> **STATED TASK**
With the images removed, repeat the data below exactly.

* begin GIVEN INFORMATION *

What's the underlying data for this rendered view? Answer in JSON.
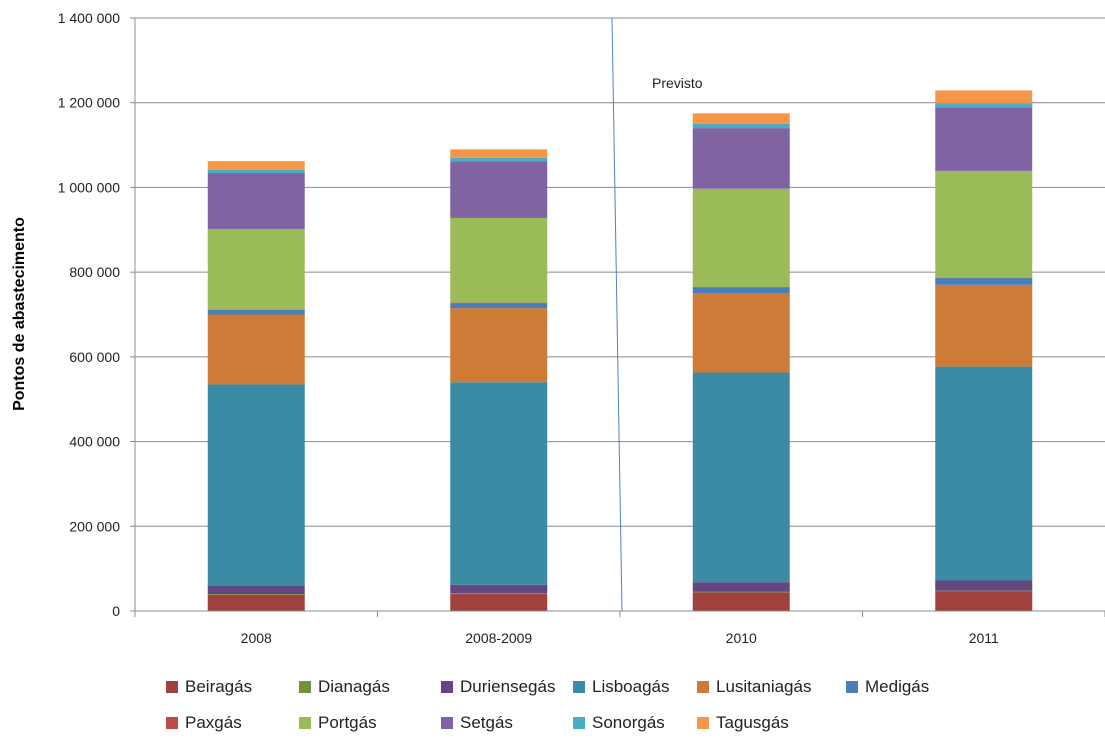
{
  "chart_data": {
    "type": "bar",
    "stacked": true,
    "title": "",
    "xlabel": "",
    "ylabel": "Pontos de abastecimento",
    "ylim": [
      0,
      1400000
    ],
    "yticks": [
      "0",
      "200 000",
      "400 000",
      "600 000",
      "800 000",
      "1 000 000",
      "1 200 000",
      "1 400 000"
    ],
    "ytick_values": [
      0,
      200000,
      400000,
      600000,
      800000,
      1000000,
      1200000,
      1400000
    ],
    "categories": [
      "2008",
      "2008-2009",
      "2010",
      "2011"
    ],
    "annotation": "Previsto",
    "grid": true,
    "legend_position": "bottom",
    "series": [
      {
        "name": "Beiragás",
        "color": "#A0413E",
        "values": [
          38000,
          40000,
          44000,
          46000
        ]
      },
      {
        "name": "Dianagás",
        "color": "#74923A",
        "values": [
          2000,
          2000,
          2000,
          2000
        ]
      },
      {
        "name": "Duriensegás",
        "color": "#624782",
        "values": [
          20000,
          20000,
          22000,
          24000
        ]
      },
      {
        "name": "Lisboagás",
        "color": "#3A8BA3",
        "values": [
          475000,
          478000,
          495000,
          505000
        ]
      },
      {
        "name": "Lusitaniagás",
        "color": "#CD7B37",
        "values": [
          165000,
          175000,
          187000,
          193000
        ]
      },
      {
        "name": "Medigás",
        "color": "#4A7EBB",
        "values": [
          11000,
          12000,
          14000,
          16000
        ]
      },
      {
        "name": "Paxgás",
        "color": "#BE4B48",
        "values": [
          1000,
          1000,
          1000,
          1000
        ]
      },
      {
        "name": "Portgás",
        "color": "#9BBB59",
        "values": [
          190000,
          200000,
          232000,
          252000
        ]
      },
      {
        "name": "Setgás",
        "color": "#8064A2",
        "values": [
          132000,
          134000,
          143000,
          150000
        ]
      },
      {
        "name": "Sonorgás",
        "color": "#4BACC6",
        "values": [
          8000,
          8000,
          10000,
          10000
        ]
      },
      {
        "name": "Tagusgás",
        "color": "#F79646",
        "values": [
          20000,
          20000,
          25000,
          30000
        ]
      }
    ]
  }
}
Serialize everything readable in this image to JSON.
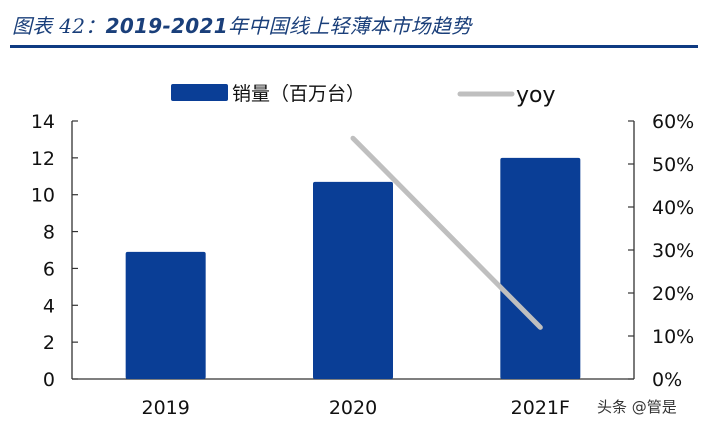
{
  "header": {
    "title_prefix": "图表 42：",
    "title_years": "2019-2021",
    "title_suffix": "年中国线上轻薄本市场趋势"
  },
  "legend": {
    "bar_label": "销量（百万台）",
    "line_label": "yoy"
  },
  "watermark": "头条 @管是",
  "colors": {
    "bar": "#0a3e96",
    "line": "#bfbfbf",
    "title": "#1a3f7a",
    "divider": "#0f3b82"
  },
  "chart_data": {
    "type": "bar",
    "title": "图表 42：2019-2021年中国线上轻薄本市场趋势",
    "categories": [
      "2019",
      "2020",
      "2021F"
    ],
    "series": [
      {
        "name": "销量（百万台）",
        "type": "bar",
        "axis": "left",
        "values": [
          6.9,
          10.7,
          12.0
        ]
      },
      {
        "name": "yoy",
        "type": "line",
        "axis": "right",
        "values": [
          null,
          0.56,
          0.12
        ]
      }
    ],
    "left_axis": {
      "ylim": [
        0,
        14
      ],
      "ticks": [
        "0",
        "2",
        "4",
        "6",
        "8",
        "10",
        "12",
        "14"
      ]
    },
    "right_axis": {
      "ylim": [
        0,
        0.6
      ],
      "ticks": [
        "0%",
        "10%",
        "20%",
        "30%",
        "40%",
        "50%",
        "60%"
      ]
    },
    "xlabel": "",
    "ylabel": "",
    "grid": false,
    "legend_position": "top"
  }
}
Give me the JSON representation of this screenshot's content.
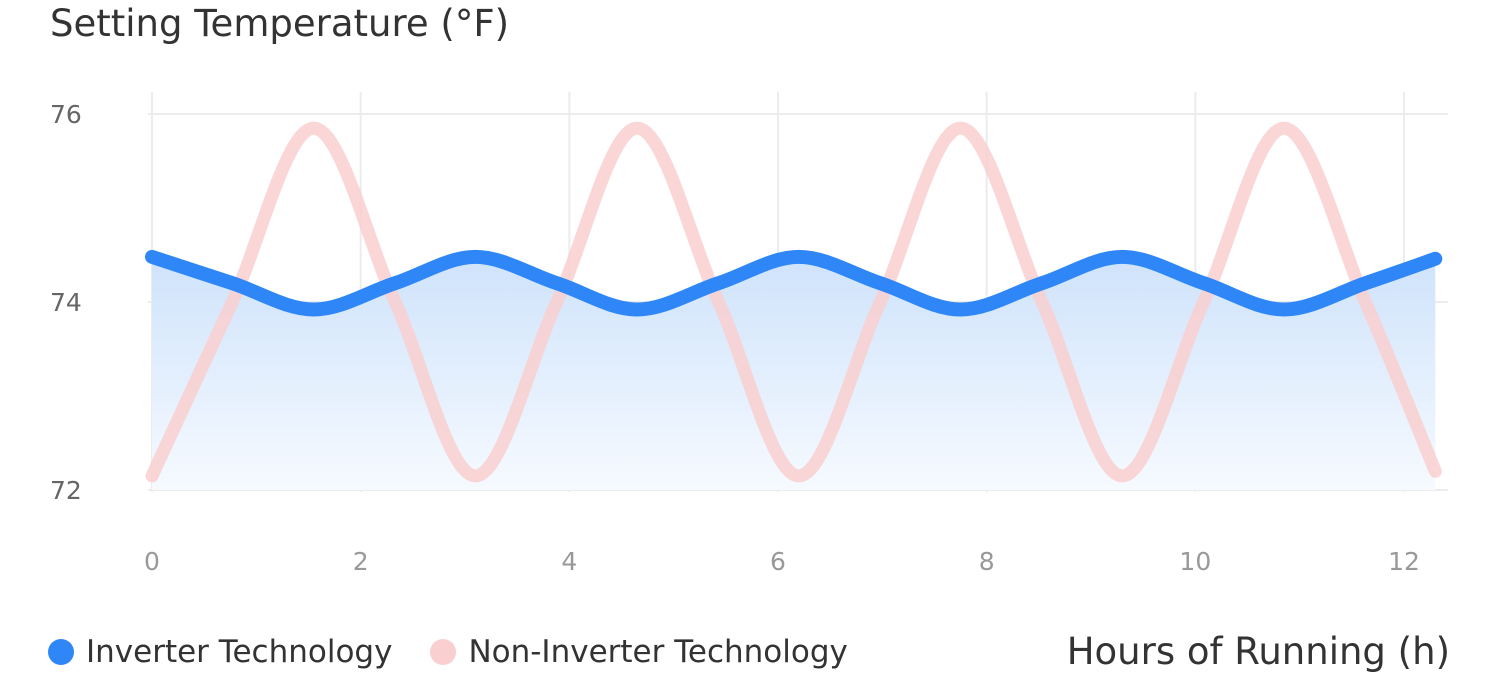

* end GIVEN INFORMATION *

> **ANSWER IN FULL**
What's the underlying data for this rendered view? Answer in JSON.
{
  "chart_data": {
    "type": "bar",
    "stacked": true,
    "title": "",
    "xlabel": "",
    "ylabel": "Pontos de abastecimento",
    "ylim": [
      0,
      1400000
    ],
    "yticks": [
      "0",
      "200 000",
      "400 000",
      "600 000",
      "800 000",
      "1 000 000",
      "1 200 000",
      "1 400 000"
    ],
    "ytick_values": [
      0,
      200000,
      400000,
      600000,
      800000,
      1000000,
      1200000,
      1400000
    ],
    "categories": [
      "2008",
      "2008-2009",
      "2010",
      "2011"
    ],
    "annotation": "Previsto",
    "grid": true,
    "legend_position": "bottom",
    "series": [
      {
        "name": "Beiragás",
        "color": "#A0413E",
        "values": [
          38000,
          40000,
          44000,
          46000
        ]
      },
      {
        "name": "Dianagás",
        "color": "#74923A",
        "values": [
          2000,
          2000,
          2000,
          2000
        ]
      },
      {
        "name": "Duriensegás",
        "color": "#624782",
        "values": [
          20000,
          20000,
          22000,
          24000
        ]
      },
      {
        "name": "Lisboagás",
        "color": "#3A8BA3",
        "values": [
          475000,
          478000,
          495000,
          505000
        ]
      },
      {
        "name": "Lusitaniagás",
        "color": "#CD7B37",
        "values": [
          165000,
          175000,
          187000,
          193000
        ]
      },
      {
        "name": "Medigás",
        "color": "#4A7EBB",
        "values": [
          11000,
          12000,
          14000,
          16000
        ]
      },
      {
        "name": "Paxgás",
        "color": "#BE4B48",
        "values": [
          1000,
          1000,
          1000,
          1000
        ]
      },
      {
        "name": "Portgás",
        "color": "#9BBB59",
        "values": [
          190000,
          200000,
          232000,
          252000
        ]
      },
      {
        "name": "Setgás",
        "color": "#8064A2",
        "values": [
          132000,
          134000,
          143000,
          150000
        ]
      },
      {
        "name": "Sonorgás",
        "color": "#4BACC6",
        "values": [
          8000,
          8000,
          10000,
          10000
        ]
      },
      {
        "name": "Tagusgás",
        "color": "#F79646",
        "values": [
          20000,
          20000,
          25000,
          30000
        ]
      }
    ]
  }
}
Serialize everything readable in this image to JSON.
{
  "header": {
    "title_prefix": "图表 42：",
    "title_years": "2019-2021",
    "title_suffix": "年中国线上轻薄本市场趋势"
  },
  "legend": {
    "bar_label": "销量（百万台）",
    "line_label": "yoy"
  },
  "watermark": "头条 @管是",
  "colors": {
    "bar": "#0a3e96",
    "line": "#bfbfbf",
    "title": "#1a3f7a",
    "divider": "#0f3b82"
  },
  "chart_data": {
    "type": "bar",
    "title": "图表 42：2019-2021年中国线上轻薄本市场趋势",
    "categories": [
      "2019",
      "2020",
      "2021F"
    ],
    "series": [
      {
        "name": "销量（百万台）",
        "type": "bar",
        "axis": "left",
        "values": [
          6.9,
          10.7,
          12.0
        ]
      },
      {
        "name": "yoy",
        "type": "line",
        "axis": "right",
        "values": [
          null,
          0.56,
          0.12
        ]
      }
    ],
    "left_axis": {
      "ylim": [
        0,
        14
      ],
      "ticks": [
        "0",
        "2",
        "4",
        "6",
        "8",
        "10",
        "12",
        "14"
      ]
    },
    "right_axis": {
      "ylim": [
        0,
        0.6
      ],
      "ticks": [
        "0%",
        "10%",
        "20%",
        "30%",
        "40%",
        "50%",
        "60%"
      ]
    },
    "xlabel": "",
    "ylabel": "",
    "grid": false,
    "legend_position": "top"
  }
}
Give me the JSON representation of this screenshot's content.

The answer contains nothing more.